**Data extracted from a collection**

+ + + + + + +

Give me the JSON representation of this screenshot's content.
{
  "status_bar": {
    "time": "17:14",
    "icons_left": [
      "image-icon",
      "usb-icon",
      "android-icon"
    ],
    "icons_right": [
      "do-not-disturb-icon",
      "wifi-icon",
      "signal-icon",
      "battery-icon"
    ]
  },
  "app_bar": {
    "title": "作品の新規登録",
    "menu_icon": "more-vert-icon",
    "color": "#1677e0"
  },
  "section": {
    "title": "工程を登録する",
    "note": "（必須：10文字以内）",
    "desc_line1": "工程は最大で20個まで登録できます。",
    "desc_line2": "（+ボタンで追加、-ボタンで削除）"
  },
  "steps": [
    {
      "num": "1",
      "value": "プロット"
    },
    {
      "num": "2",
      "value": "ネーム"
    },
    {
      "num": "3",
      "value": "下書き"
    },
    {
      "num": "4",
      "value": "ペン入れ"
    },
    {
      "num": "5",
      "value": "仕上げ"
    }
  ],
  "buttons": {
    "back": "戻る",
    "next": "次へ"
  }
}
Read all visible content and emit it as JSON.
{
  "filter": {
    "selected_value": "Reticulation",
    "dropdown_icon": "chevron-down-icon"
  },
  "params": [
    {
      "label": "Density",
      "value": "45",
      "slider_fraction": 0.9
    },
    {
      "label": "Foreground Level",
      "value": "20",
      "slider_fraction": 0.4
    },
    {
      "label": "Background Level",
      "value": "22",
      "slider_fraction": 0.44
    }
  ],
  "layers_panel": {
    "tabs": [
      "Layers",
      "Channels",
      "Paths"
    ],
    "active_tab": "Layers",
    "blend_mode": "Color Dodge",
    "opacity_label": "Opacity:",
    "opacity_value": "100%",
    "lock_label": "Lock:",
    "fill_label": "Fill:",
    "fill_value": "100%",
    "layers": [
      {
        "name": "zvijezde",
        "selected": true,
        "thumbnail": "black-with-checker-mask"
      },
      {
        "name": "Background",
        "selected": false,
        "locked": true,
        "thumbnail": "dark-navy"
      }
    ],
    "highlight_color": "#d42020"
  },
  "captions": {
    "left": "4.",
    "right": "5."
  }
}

+ + + + + + +

**WORK REQUIRED**
Look above for lines with the word "content" and copy them all.

**TASK ANSWER**
Give me the JSON representation of this screenshot's content.
Read all visible content and emit it as JSON.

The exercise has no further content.